## THE TASK:
All of the data that follows should be retyped exactly, please, except the pictures.

## LISTED ENTRIES:
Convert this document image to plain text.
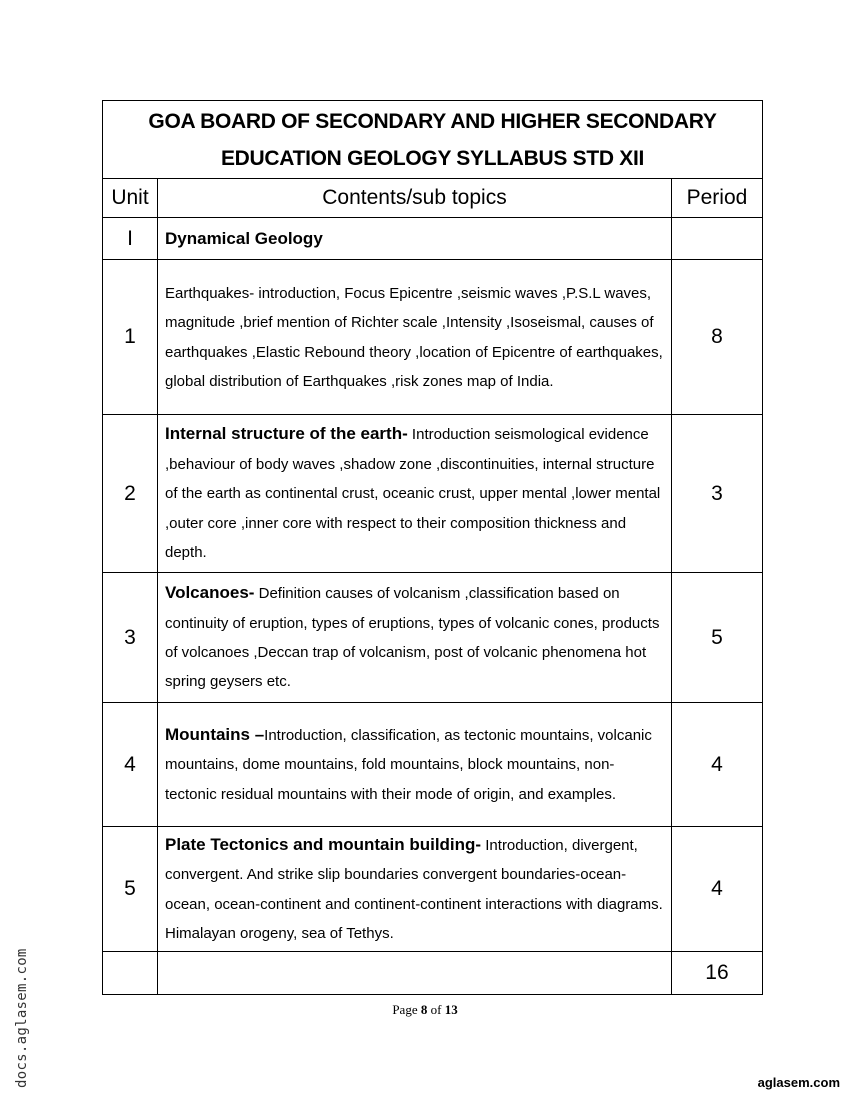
GOA BOARD OF SECONDARY AND HIGHER SECONDARY
EDUCATION GEOLOGY SYLLABUS STD XII		

Unit	Contents/sub topics	Period
I	Dynamical Geology	
1	Earthquakes- introduction, Focus Epicentre ,seismic waves ,P.S.L waves, magnitude ,brief mention of Richter scale ,Intensity ,Isoseismal, causes of earthquakes ,Elastic Rebound theory ,location of Epicentre of earthquakes, global distribution of Earthquakes ,risk zones map of India.	8
2	Internal structure of the earth- Introduction seismological evidence ,behaviour of body waves ,shadow zone ,discontinuities, internal structure of the earth as continental crust, oceanic crust, upper mental ,lower mental ,outer core ,inner core with respect to their composition thickness and depth.	3
3	Volcanoes- Definition causes of volcanism ,classification based on continuity of eruption, types of eruptions, types of volcanic cones, products of volcanoes ,Deccan trap of volcanism, post of volcanic phenomena hot spring geysers etc.	5
4	Mountains –Introduction, classification, as tectonic mountains, volcanic mountains, dome mountains, fold mountains, block mountains, non-tectonic residual mountains with their mode of origin, and examples.	4
5	Plate Tectonics and mountain building- Introduction, divergent, convergent. And strike slip boundaries convergent boundaries-ocean-ocean, ocean-continent and continent-continent interactions with diagrams. Himalayan orogeny, sea of Tethys.	4
		16
Page 8 of 13
docs.aglasem.com	aglasem.com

## TASK SOLUTION:
Convert this document image to plain text.
GOA BOARD OF SECONDARY AND HIGHER SECONDARY
EDUCATION GEOLOGY SYLLABUS STD XII		

Unit	Contents/sub topics	Period
I	Dynamical Geology	
1	Earthquakes- introduction, Focus Epicentre ,seismic waves ,P.S.L waves, magnitude ,brief mention of Richter scale ,Intensity ,Isoseismal, causes of earthquakes ,Elastic Rebound theory ,location of Epicentre of earthquakes, global distribution of Earthquakes ,risk zones map of India.	8
2	Internal structure of the earth- Introduction seismological evidence ,behaviour of body waves ,shadow zone ,discontinuities, internal structure of the earth as continental crust, oceanic crust, upper mental ,lower mental ,outer core ,inner core with respect to their composition thickness and depth.	3
3	Volcanoes- Definition causes of volcanism ,classification based on continuity of eruption, types of eruptions, types of volcanic cones, products of volcanoes ,Deccan trap of volcanism, post of volcanic phenomena hot spring geysers etc.	5
4	Mountains –Introduction, classification, as tectonic mountains, volcanic mountains, dome mountains, fold mountains, block mountains, non-tectonic residual mountains with their mode of origin, and examples.	4
5	Plate Tectonics and mountain building- Introduction, divergent, convergent. And strike slip boundaries convergent boundaries-ocean-ocean, ocean-continent and continent-continent interactions with diagrams. Himalayan orogeny, sea of Tethys.	4
		16
Page 8 of 13
docs.aglasem.com	aglasem.com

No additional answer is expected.